§ **STATED GOAL**
Write out each record below exactly as it appears, with no pictures.

Saved entries
····················
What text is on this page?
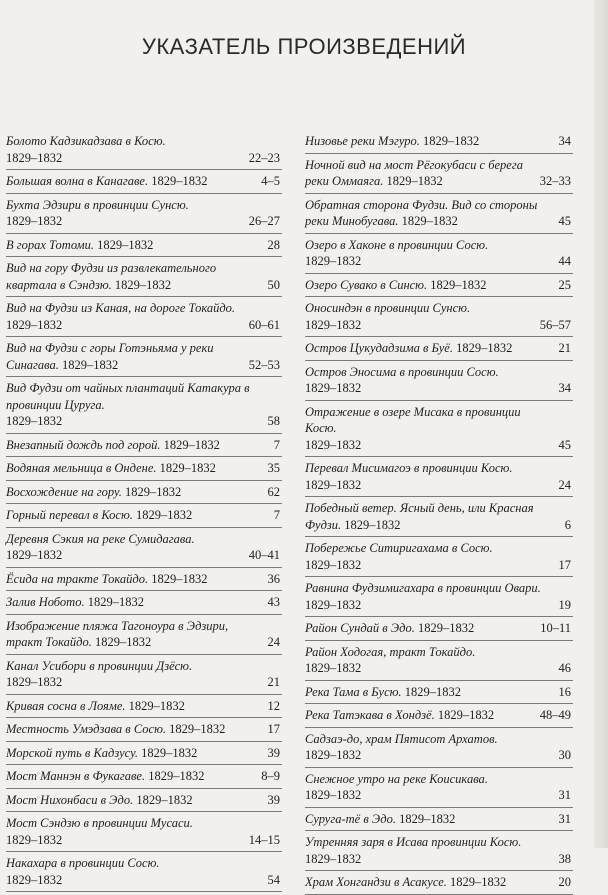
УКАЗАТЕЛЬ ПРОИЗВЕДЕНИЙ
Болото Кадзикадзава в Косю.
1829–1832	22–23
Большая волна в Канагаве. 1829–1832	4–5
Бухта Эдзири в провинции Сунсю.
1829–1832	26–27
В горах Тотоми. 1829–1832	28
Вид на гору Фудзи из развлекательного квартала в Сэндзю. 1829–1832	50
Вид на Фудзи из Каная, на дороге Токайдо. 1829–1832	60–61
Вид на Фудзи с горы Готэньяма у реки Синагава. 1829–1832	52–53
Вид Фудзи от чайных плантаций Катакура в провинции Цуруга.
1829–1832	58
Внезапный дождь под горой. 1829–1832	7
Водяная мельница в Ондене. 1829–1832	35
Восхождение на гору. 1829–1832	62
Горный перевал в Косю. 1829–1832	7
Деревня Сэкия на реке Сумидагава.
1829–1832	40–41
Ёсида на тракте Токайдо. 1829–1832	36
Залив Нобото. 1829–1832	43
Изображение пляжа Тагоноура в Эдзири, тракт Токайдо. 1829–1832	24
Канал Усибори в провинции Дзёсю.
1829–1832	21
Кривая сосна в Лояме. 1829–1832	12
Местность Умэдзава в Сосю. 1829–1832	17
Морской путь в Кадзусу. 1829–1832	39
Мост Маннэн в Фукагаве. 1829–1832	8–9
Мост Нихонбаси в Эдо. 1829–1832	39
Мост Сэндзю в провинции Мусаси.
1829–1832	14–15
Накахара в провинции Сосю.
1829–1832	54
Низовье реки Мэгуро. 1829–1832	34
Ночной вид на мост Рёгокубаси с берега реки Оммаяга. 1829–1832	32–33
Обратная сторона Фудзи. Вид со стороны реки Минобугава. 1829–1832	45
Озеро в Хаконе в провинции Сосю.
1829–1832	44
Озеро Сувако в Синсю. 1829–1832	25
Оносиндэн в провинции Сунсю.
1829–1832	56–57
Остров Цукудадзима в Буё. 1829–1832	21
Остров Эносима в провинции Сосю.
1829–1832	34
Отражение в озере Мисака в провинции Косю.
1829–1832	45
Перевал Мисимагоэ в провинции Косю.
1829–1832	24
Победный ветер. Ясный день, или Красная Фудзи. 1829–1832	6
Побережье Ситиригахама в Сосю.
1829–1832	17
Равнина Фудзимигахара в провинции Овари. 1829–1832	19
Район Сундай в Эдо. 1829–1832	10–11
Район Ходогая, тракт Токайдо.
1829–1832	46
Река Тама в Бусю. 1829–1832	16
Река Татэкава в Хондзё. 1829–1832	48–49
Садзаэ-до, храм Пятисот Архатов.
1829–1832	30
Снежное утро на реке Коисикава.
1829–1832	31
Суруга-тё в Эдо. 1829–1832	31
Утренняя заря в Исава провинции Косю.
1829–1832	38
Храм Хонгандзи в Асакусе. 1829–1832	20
····················
§ **RESULT FOR THIS TASK**
What text is on this page?
УКАЗАТЕЛЬ ПРОИЗВЕДЕНИЙ
Болото Кадзикадзава в Косю.
1829–1832	22–23
Большая волна в Канагаве. 1829–1832	4–5
Бухта Эдзири в провинции Сунсю.
1829–1832	26–27
В горах Тотоми. 1829–1832	28
Вид на гору Фудзи из развлекательного квартала в Сэндзю. 1829–1832	50
Вид на Фудзи из Каная, на дороге Токайдо. 1829–1832	60–61
Вид на Фудзи с горы Готэньяма у реки Синагава. 1829–1832	52–53
Вид Фудзи от чайных плантаций Катакура в провинции Цуруга.
1829–1832	58
Внезапный дождь под горой. 1829–1832	7
Водяная мельница в Ондене. 1829–1832	35
Восхождение на гору. 1829–1832	62
Горный перевал в Косю. 1829–1832	7
Деревня Сэкия на реке Сумидагава.
1829–1832	40–41
Ёсида на тракте Токайдо. 1829–1832	36
Залив Нобото. 1829–1832	43
Изображение пляжа Тагоноура в Эдзири, тракт Токайдо. 1829–1832	24
Канал Усибори в провинции Дзёсю.
1829–1832	21
Кривая сосна в Лояме. 1829–1832	12
Местность Умэдзава в Сосю. 1829–1832	17
Морской путь в Кадзусу. 1829–1832	39
Мост Маннэн в Фукагаве. 1829–1832	8–9
Мост Нихонбаси в Эдо. 1829–1832	39
Мост Сэндзю в провинции Мусаси.
1829–1832	14–15
Накахара в провинции Сосю.
1829–1832	54
Низовье реки Мэгуро. 1829–1832	34
Ночной вид на мост Рёгокубаси с берега реки Оммаяга. 1829–1832	32–33
Обратная сторона Фудзи. Вид со стороны реки Минобугава. 1829–1832	45
Озеро в Хаконе в провинции Сосю.
1829–1832	44
Озеро Сувако в Синсю. 1829–1832	25
Оносиндэн в провинции Сунсю.
1829–1832	56–57
Остров Цукудадзима в Буё. 1829–1832	21
Остров Эносима в провинции Сосю.
1829–1832	34
Отражение в озере Мисака в провинции Косю.
1829–1832	45
Перевал Мисимагоэ в провинции Косю.
1829–1832	24
Победный ветер. Ясный день, или Красная Фудзи. 1829–1832	6
Побережье Ситиригахама в Сосю.
1829–1832	17
Равнина Фудзимигахара в провинции Овари. 1829–1832	19
Район Сундай в Эдо. 1829–1832	10–11
Район Ходогая, тракт Токайдо.
1829–1832	46
Река Тама в Бусю. 1829–1832	16
Река Татэкава в Хондзё. 1829–1832	48–49
Садзаэ-до, храм Пятисот Архатов.
1829–1832	30
Снежное утро на реке Коисикава.
1829–1832	31
Суруга-тё в Эдо. 1829–1832	31
Утренняя заря в Исава провинции Косю.
1829–1832	38
Храм Хонгандзи в Асакусе. 1829–1832	20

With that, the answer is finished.